→ THE RECORDS
------------------------------

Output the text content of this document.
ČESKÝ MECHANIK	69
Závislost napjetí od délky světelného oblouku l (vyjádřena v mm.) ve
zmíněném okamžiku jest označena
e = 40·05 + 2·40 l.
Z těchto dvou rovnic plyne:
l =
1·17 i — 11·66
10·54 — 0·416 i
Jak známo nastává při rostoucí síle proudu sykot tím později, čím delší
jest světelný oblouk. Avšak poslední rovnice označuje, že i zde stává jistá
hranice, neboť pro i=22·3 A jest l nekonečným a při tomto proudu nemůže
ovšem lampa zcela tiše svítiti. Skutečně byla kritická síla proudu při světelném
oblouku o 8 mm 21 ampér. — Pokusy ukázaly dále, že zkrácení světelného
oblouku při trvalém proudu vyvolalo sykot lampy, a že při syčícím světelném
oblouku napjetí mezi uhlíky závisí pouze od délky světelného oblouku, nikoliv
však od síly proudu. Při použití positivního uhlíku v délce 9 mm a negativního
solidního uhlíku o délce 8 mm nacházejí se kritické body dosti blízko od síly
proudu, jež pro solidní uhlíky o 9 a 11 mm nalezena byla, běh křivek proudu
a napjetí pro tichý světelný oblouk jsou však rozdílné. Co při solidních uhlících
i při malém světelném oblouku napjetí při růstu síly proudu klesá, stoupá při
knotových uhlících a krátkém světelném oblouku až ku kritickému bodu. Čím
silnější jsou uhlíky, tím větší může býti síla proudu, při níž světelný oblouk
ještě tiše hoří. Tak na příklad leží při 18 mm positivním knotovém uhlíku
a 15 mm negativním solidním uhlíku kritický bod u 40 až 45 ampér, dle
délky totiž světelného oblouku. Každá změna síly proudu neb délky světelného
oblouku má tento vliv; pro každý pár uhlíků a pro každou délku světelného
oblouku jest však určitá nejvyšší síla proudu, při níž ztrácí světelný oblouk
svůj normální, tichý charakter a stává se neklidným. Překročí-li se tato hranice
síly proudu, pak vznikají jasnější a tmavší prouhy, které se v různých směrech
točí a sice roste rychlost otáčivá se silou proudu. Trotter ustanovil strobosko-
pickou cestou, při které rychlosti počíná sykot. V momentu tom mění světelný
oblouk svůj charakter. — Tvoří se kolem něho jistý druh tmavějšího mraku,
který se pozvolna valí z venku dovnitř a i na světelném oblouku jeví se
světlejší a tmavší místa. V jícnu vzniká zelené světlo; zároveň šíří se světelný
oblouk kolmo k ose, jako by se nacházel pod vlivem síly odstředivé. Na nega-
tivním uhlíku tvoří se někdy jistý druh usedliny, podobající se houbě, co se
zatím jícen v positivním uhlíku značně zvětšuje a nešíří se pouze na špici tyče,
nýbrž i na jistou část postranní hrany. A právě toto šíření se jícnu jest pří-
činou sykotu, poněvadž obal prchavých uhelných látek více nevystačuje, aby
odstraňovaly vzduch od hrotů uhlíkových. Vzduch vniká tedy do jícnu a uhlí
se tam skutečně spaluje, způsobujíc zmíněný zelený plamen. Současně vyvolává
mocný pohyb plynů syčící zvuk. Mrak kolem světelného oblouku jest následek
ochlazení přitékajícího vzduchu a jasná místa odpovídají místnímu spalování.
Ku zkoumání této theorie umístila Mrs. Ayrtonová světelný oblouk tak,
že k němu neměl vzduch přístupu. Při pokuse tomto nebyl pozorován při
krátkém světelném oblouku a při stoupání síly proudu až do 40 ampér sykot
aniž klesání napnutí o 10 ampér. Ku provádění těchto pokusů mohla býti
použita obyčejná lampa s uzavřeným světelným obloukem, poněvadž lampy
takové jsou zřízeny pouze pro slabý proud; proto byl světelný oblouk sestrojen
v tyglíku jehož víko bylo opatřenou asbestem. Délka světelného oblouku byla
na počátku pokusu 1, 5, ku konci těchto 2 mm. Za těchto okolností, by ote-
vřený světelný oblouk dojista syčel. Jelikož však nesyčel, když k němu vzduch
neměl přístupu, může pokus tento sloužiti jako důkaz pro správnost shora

------------------------------

From the records above, extract every entry exactly as given.

Output the text content of this document.
ČESKÝ MECHANIK	69
Závislost napjetí od délky světelného oblouku l (vyjádřena v mm.) ve
zmíněném okamžiku jest označena
e = 40·05 + 2·40 l.
Z těchto dvou rovnic plyne:
l =
1·17 i — 11·66
10·54 — 0·416 i
Jak známo nastává při rostoucí síle proudu sykot tím později, čím delší
jest světelný oblouk. Avšak poslední rovnice označuje, že i zde stává jistá
hranice, neboť pro i=22·3 A jest l nekonečným a při tomto proudu nemůže
ovšem lampa zcela tiše svítiti. Skutečně byla kritická síla proudu při světelném
oblouku o 8 mm 21 ampér. — Pokusy ukázaly dále, že zkrácení světelného
oblouku při trvalém proudu vyvolalo sykot lampy, a že při syčícím světelném
oblouku napjetí mezi uhlíky závisí pouze od délky světelného oblouku, nikoliv
však od síly proudu. Při použití positivního uhlíku v délce 9 mm a negativního
solidního uhlíku o délce 8 mm nacházejí se kritické body dosti blízko od síly
proudu, jež pro solidní uhlíky o 9 a 11 mm nalezena byla, běh křivek proudu
a napjetí pro tichý světelný oblouk jsou však rozdílné. Co při solidních uhlících
i při malém světelném oblouku napjetí při růstu síly proudu klesá, stoupá při
knotových uhlících a krátkém světelném oblouku až ku kritickému bodu. Čím
silnější jsou uhlíky, tím větší může býti síla proudu, při níž světelný oblouk
ještě tiše hoří. Tak na příklad leží při 18 mm positivním knotovém uhlíku
a 15 mm negativním solidním uhlíku kritický bod u 40 až 45 ampér, dle
délky totiž světelného oblouku. Každá změna síly proudu neb délky světelného
oblouku má tento vliv; pro každý pár uhlíků a pro každou délku světelného
oblouku jest však určitá nejvyšší síla proudu, při níž ztrácí světelný oblouk
svůj normální, tichý charakter a stává se neklidným. Překročí-li se tato hranice
síly proudu, pak vznikají jasnější a tmavší prouhy, které se v různých směrech
točí a sice roste rychlost otáčivá se silou proudu. Trotter ustanovil strobosko-
pickou cestou, při které rychlosti počíná sykot. V momentu tom mění světelný
oblouk svůj charakter. — Tvoří se kolem něho jistý druh tmavějšího mraku,
který se pozvolna valí z venku dovnitř a i na světelném oblouku jeví se
světlejší a tmavší místa. V jícnu vzniká zelené světlo; zároveň šíří se světelný
oblouk kolmo k ose, jako by se nacházel pod vlivem síly odstředivé. Na nega-
tivním uhlíku tvoří se někdy jistý druh usedliny, podobající se houbě, co se
zatím jícen v positivním uhlíku značně zvětšuje a nešíří se pouze na špici tyče,
nýbrž i na jistou část postranní hrany. A právě toto šíření se jícnu jest pří-
činou sykotu, poněvadž obal prchavých uhelných látek více nevystačuje, aby
odstraňovaly vzduch od hrotů uhlíkových. Vzduch vniká tedy do jícnu a uhlí
se tam skutečně spaluje, způsobujíc zmíněný zelený plamen. Současně vyvolává
mocný pohyb plynů syčící zvuk. Mrak kolem světelného oblouku jest následek
ochlazení přitékajícího vzduchu a jasná místa odpovídají místnímu spalování.
Ku zkoumání této theorie umístila Mrs. Ayrtonová světelný oblouk tak,
že k němu neměl vzduch přístupu. Při pokuse tomto nebyl pozorován při
krátkém světelném oblouku a při stoupání síly proudu až do 40 ampér sykot
aniž klesání napnutí o 10 ampér. Ku provádění těchto pokusů mohla býti
použita obyčejná lampa s uzavřeným světelným obloukem, poněvadž lampy
takové jsou zřízeny pouze pro slabý proud; proto byl světelný oblouk sestrojen
v tyglíku jehož víko bylo opatřenou asbestem. Délka světelného oblouku byla
na počátku pokusu 1, 5, ku konci těchto 2 mm. Za těchto okolností, by ote-
vřený světelný oblouk dojista syčel. Jelikož však nesyčel, když k němu vzduch
neměl přístupu, může pokus tento sloužiti jako důkaz pro správnost shora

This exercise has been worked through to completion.